TASK INSTRUCTIONS: Copy out every line of the records in which "action" can be found.

Document page entries with text:
· · · ·
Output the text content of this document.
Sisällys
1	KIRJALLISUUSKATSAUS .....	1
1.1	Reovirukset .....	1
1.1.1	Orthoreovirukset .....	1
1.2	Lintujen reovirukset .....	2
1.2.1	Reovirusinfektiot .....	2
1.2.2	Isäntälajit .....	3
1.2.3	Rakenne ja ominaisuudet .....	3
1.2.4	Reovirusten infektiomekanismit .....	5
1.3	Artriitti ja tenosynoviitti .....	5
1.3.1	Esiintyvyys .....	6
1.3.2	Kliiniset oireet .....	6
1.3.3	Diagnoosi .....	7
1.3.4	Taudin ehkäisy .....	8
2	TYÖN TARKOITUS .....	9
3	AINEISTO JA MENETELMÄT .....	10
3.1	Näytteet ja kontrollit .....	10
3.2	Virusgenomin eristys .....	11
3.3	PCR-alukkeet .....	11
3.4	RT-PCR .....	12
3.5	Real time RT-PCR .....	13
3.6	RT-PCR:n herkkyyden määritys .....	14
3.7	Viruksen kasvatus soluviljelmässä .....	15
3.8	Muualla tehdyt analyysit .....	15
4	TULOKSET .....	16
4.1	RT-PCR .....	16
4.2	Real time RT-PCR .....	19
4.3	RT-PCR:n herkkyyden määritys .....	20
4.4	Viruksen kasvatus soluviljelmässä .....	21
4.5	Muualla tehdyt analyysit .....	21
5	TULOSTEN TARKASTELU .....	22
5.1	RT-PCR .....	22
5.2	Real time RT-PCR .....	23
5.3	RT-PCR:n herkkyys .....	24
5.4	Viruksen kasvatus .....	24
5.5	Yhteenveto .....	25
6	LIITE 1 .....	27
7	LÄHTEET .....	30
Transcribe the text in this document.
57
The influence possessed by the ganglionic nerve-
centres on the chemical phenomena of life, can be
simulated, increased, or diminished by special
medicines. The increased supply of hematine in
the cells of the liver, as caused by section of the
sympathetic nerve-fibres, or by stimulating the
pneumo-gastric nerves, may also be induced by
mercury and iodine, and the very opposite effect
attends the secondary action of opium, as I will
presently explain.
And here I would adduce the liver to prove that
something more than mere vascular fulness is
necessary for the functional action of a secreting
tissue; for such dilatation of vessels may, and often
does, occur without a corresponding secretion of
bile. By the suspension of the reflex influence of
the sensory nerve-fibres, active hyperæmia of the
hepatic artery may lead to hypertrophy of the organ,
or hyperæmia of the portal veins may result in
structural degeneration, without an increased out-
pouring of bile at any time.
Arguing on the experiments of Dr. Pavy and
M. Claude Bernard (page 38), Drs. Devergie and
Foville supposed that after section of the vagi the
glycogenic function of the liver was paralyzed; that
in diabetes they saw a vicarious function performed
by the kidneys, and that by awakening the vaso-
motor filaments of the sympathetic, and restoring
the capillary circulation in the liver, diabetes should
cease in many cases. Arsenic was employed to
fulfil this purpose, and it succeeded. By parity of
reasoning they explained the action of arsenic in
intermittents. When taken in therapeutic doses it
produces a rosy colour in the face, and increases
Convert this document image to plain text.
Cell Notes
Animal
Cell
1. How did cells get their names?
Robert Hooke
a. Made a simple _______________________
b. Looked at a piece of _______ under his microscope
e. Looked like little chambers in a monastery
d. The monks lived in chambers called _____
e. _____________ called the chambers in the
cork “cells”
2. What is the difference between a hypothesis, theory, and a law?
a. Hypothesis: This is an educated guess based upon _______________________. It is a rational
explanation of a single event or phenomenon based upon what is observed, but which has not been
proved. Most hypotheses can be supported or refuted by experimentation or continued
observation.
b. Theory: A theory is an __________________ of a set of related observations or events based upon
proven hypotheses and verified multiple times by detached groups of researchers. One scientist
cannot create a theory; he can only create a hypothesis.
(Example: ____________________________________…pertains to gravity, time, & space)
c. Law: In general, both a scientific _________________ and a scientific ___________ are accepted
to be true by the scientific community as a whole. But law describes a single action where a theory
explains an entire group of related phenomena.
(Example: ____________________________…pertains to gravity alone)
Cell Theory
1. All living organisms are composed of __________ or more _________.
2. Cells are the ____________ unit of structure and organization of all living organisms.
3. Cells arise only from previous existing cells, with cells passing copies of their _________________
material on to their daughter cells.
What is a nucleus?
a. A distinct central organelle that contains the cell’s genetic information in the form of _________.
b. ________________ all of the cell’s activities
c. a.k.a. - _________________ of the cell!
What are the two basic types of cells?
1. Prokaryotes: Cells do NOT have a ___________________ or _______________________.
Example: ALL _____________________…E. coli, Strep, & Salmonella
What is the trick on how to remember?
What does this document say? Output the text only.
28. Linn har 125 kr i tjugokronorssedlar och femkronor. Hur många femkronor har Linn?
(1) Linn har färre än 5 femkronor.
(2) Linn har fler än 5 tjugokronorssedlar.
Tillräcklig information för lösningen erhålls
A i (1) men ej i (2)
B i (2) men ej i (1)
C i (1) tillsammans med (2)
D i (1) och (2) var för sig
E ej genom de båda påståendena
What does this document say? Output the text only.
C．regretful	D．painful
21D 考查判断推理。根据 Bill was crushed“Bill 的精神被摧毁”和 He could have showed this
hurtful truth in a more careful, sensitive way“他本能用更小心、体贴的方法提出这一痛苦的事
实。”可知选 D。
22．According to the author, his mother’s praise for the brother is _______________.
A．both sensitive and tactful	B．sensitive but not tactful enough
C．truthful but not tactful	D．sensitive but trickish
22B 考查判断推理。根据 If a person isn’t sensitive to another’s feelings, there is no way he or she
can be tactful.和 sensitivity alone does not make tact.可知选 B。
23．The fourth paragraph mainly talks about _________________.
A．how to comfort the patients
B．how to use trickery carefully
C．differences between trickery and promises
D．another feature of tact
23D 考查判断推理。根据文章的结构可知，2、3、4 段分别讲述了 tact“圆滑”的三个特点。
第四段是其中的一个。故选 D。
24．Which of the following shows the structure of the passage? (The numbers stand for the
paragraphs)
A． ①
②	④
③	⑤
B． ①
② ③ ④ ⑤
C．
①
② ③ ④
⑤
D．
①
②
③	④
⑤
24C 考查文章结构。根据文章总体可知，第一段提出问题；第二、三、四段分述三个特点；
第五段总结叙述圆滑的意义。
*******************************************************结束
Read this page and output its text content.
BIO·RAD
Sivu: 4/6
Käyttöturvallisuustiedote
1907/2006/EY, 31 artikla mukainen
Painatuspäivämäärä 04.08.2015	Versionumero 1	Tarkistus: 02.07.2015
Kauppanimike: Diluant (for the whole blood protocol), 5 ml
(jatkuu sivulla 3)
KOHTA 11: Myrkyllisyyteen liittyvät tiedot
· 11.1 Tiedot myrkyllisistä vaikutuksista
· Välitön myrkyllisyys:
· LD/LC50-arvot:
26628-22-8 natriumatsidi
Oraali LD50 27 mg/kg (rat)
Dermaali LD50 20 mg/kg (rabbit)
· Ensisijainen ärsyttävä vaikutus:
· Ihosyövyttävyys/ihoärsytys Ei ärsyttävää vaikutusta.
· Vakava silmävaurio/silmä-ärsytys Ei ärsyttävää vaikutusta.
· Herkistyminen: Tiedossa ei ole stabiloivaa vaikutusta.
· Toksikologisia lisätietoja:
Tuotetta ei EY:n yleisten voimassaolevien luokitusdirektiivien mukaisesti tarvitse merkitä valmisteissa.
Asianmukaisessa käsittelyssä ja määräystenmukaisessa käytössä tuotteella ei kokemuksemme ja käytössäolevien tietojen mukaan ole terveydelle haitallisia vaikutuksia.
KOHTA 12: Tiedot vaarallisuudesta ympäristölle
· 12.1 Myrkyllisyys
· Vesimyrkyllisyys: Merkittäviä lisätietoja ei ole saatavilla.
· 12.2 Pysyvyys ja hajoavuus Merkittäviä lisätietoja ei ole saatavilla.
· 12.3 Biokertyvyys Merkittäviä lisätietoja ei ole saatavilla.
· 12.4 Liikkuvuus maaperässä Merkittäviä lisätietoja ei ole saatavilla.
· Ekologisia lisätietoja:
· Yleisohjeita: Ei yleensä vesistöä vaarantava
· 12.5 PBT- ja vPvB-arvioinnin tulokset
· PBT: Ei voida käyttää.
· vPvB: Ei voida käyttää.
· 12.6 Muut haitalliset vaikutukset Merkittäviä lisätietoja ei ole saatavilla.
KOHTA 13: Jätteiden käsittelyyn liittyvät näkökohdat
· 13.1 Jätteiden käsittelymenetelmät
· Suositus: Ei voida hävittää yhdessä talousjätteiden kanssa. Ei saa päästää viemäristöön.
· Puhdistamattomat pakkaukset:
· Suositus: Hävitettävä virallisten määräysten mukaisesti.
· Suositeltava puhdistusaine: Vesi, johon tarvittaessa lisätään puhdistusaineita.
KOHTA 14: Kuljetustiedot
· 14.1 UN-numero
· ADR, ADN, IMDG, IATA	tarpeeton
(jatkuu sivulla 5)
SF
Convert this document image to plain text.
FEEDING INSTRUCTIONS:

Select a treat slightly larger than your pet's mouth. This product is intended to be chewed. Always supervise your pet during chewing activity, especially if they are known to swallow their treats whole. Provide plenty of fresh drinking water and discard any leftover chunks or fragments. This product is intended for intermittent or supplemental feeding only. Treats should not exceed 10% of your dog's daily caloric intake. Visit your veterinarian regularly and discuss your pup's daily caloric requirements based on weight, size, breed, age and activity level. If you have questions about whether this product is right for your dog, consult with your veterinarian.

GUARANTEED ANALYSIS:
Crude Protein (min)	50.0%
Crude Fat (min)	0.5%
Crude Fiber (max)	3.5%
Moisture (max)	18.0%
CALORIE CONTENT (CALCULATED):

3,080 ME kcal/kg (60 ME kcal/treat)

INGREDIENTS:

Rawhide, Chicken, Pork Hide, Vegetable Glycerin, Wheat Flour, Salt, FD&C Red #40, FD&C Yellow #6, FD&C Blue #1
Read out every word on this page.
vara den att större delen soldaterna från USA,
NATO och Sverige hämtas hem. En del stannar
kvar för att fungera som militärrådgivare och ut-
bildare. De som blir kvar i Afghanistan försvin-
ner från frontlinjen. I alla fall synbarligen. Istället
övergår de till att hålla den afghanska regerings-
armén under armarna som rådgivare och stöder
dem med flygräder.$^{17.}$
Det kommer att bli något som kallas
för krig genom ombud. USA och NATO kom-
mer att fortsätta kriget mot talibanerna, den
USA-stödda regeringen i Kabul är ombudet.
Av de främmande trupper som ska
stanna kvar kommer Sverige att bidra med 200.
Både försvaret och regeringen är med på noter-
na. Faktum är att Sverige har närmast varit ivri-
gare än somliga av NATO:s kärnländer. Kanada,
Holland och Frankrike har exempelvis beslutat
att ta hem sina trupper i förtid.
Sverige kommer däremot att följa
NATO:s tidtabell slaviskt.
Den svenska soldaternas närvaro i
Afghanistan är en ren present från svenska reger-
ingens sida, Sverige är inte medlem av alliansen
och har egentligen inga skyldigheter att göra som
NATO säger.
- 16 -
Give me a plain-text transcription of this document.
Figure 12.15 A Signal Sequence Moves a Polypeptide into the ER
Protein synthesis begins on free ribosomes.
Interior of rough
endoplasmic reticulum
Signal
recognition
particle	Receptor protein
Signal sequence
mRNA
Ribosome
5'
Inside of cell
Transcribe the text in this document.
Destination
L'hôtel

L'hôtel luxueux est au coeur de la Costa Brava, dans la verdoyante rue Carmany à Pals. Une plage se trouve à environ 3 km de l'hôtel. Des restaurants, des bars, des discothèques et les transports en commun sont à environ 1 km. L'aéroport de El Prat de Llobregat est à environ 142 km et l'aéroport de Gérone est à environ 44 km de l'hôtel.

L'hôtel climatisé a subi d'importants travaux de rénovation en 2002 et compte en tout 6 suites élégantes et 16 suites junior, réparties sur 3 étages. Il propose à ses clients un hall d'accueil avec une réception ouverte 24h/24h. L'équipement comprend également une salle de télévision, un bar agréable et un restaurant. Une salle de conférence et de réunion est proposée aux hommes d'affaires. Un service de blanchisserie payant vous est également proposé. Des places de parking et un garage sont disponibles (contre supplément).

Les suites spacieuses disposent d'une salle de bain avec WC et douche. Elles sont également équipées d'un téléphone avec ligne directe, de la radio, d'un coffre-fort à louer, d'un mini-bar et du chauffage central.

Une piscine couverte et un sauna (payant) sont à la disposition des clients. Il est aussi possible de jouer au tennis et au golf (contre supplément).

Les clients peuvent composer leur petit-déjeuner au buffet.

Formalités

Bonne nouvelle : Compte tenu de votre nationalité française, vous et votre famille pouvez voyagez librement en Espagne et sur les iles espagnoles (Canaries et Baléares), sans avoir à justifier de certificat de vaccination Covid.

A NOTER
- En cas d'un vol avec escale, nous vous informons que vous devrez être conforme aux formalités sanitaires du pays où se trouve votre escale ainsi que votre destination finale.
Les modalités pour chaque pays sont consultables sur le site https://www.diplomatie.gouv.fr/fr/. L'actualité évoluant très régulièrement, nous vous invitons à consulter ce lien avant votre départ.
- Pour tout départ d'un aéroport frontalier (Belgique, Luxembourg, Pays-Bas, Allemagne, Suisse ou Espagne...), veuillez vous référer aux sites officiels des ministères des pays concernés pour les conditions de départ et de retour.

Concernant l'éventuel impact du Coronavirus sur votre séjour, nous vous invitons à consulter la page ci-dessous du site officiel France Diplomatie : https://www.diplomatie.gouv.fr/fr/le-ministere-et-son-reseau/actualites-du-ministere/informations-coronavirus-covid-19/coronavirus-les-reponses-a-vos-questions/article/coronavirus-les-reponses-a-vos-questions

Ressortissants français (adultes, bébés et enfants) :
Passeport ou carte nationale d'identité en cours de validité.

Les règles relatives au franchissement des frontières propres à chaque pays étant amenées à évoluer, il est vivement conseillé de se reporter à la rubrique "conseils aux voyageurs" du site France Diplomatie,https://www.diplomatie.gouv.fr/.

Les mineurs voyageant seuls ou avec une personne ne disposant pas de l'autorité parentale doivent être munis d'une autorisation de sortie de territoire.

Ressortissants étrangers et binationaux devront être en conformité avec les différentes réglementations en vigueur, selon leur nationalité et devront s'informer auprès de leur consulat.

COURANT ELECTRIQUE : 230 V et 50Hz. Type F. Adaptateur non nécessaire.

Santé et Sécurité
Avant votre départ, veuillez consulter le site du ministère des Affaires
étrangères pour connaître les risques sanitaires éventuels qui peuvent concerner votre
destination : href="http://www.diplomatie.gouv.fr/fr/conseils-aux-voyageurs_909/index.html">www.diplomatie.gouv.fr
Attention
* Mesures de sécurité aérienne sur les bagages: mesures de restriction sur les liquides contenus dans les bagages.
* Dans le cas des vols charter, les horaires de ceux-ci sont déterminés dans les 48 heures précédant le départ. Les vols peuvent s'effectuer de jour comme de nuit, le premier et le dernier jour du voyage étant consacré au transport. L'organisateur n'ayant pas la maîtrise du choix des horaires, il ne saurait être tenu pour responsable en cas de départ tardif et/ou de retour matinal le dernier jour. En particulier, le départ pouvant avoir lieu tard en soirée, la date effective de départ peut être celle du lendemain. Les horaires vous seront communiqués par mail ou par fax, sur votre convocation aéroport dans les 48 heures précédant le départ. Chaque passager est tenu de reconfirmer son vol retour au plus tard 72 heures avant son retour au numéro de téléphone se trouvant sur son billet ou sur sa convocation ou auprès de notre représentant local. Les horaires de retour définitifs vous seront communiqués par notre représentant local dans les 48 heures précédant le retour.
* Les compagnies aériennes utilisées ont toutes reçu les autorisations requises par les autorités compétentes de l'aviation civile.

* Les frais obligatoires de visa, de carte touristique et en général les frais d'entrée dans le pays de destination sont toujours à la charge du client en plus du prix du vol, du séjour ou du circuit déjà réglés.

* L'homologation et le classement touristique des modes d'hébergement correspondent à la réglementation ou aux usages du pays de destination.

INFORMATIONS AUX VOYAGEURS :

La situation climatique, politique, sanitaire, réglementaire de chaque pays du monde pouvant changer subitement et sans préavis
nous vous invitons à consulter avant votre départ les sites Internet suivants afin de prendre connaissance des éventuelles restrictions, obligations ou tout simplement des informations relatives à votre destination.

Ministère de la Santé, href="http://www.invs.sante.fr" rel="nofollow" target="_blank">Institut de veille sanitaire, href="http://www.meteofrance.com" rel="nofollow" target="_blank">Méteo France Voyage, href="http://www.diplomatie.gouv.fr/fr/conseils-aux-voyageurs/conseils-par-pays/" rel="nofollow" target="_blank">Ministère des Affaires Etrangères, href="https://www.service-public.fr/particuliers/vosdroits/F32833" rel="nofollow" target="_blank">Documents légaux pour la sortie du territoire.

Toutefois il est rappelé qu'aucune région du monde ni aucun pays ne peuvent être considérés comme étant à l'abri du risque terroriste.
· · · ·
EXERCISE ANSWER:
attends the secondary action of opium, as I will
necessary for the functional action of a secreting
reasoning they explained the action of arsenic in
to be true by the scientific community as a whole. But law describes a single action where a theory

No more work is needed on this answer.